* _WORK REQUIRED_
From the records below, state how many lines include the word "konnte", giving only that number.

++++ DATA FOR PROCESSING

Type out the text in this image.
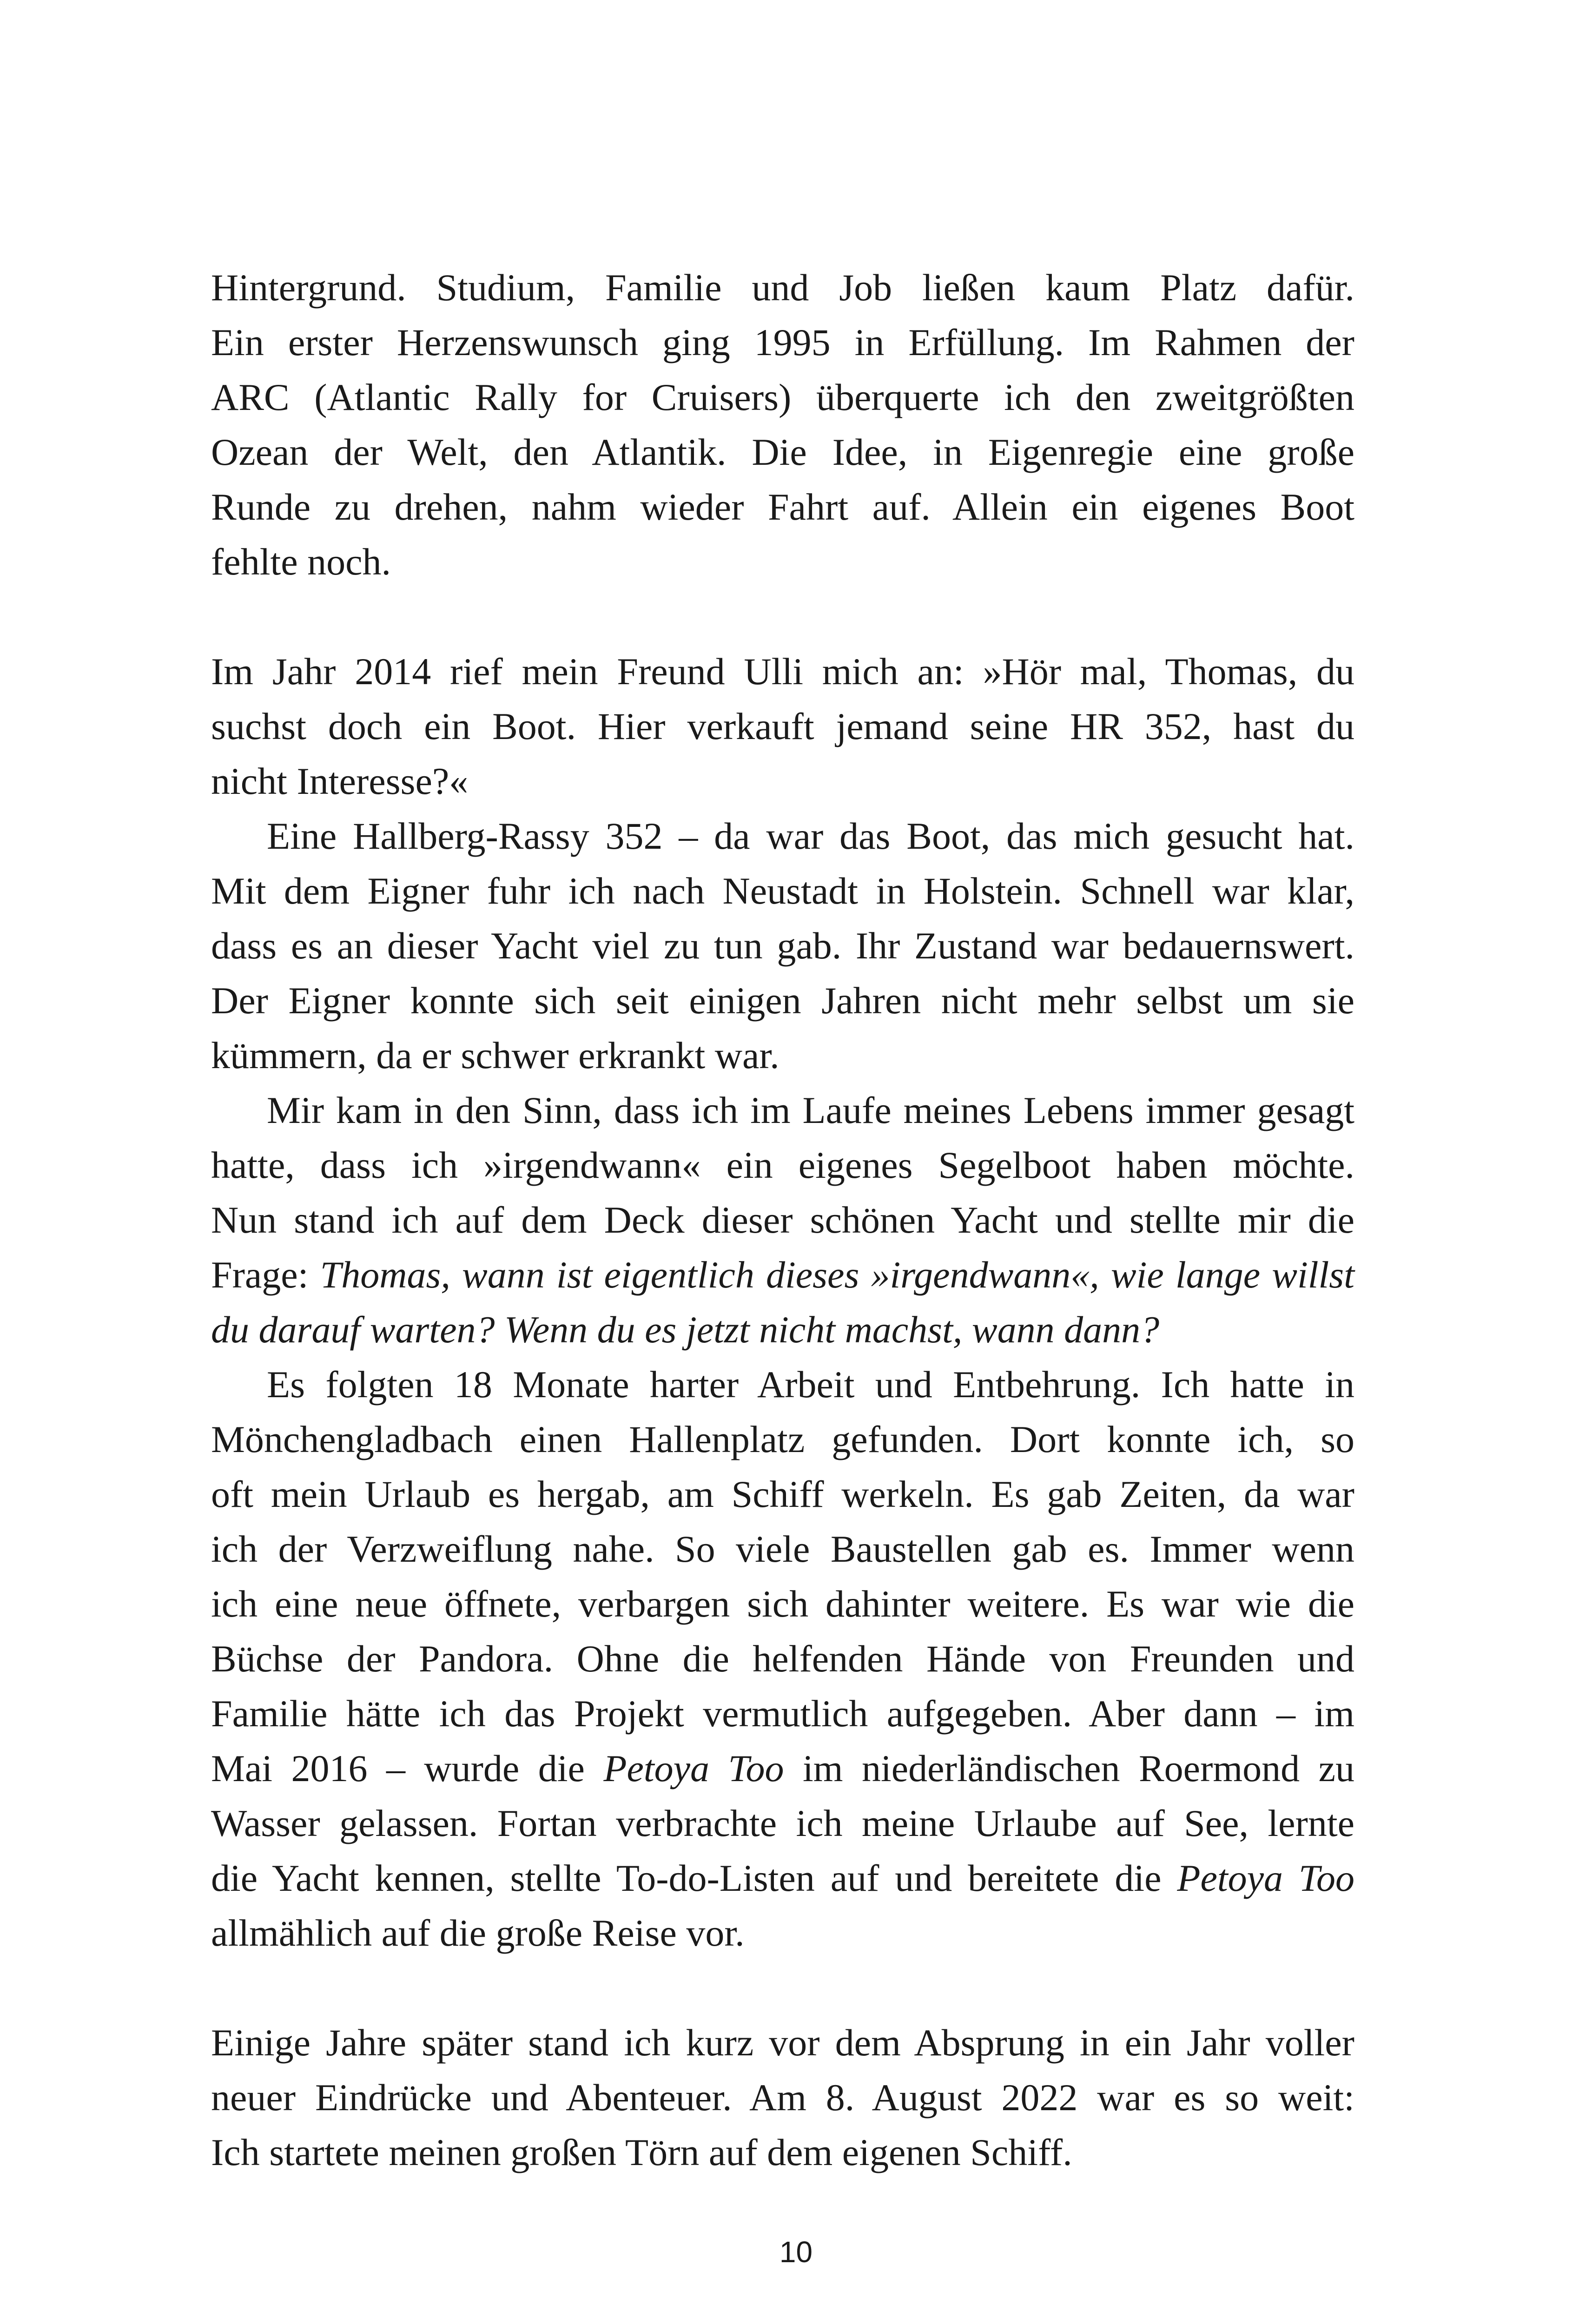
Hintergrund. Studium, Familie und Job ließen kaum Platz dafür.
Ein erster Herzenswunsch ging 1995 in Erfüllung. Im Rahmen der
ARC (Atlantic Rally for Cruisers) überquerte ich den zweitgrößten
Ozean der Welt, den Atlantik. Die Idee, in Eigenregie eine große
Runde zu drehen, nahm wieder Fahrt auf. Allein ein eigenes Boot
fehlte noch.
Im Jahr 2014 rief mein Freund Ulli mich an: »Hör mal, Thomas, du
suchst doch ein Boot. Hier verkauft jemand seine HR 352, hast du
nicht Interesse?«
Eine Hallberg-Rassy 352 – da war das Boot, das mich gesucht hat.
Mit dem Eigner fuhr ich nach Neustadt in Holstein. Schnell war klar,
dass es an dieser Yacht viel zu tun gab. Ihr Zustand war bedauernswert.
Der Eigner konnte sich seit einigen Jahren nicht mehr selbst um sie
kümmern, da er schwer erkrankt war.
Mir kam in den Sinn, dass ich im Laufe meines Lebens immer gesagt
hatte, dass ich »irgendwann« ein eigenes Segelboot haben möchte.
Nun stand ich auf dem Deck dieser schönen Yacht und stellte mir die
Frage: Thomas, wann ist eigentlich dieses »irgendwann«, wie lange willst
du darauf warten? Wenn du es jetzt nicht machst, wann dann?
Es folgten 18 Monate harter Arbeit und Entbehrung. Ich hatte in
Mönchengladbach einen Hallenplatz gefunden. Dort konnte ich, so
oft mein Urlaub es hergab, am Schiff werkeln. Es gab Zeiten, da war
ich der Verzweiflung nahe. So viele Baustellen gab es. Immer wenn
ich eine neue öffnete, verbargen sich dahinter weitere. Es war wie die
Büchse der Pandora. Ohne die helfenden Hände von Freunden und
Familie hätte ich das Projekt vermutlich aufgegeben. Aber dann – im
Mai 2016 – wurde die Petoya Too im niederländischen Roermond zu
Wasser gelassen. Fortan verbrachte ich meine Urlaube auf See, lernte
die Yacht kennen, stellte To-do-Listen auf und bereitete die Petoya Too
allmählich auf die große Reise vor.
Einige Jahre später stand ich kurz vor dem Absprung in ein Jahr voller
neuer Eindrücke und Abenteuer. Am 8. August 2022 war es so weit:
Ich startete meinen großen Törn auf dem eigenen Schiff.
10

++++++++

* _SOLVED EXERCISE_
2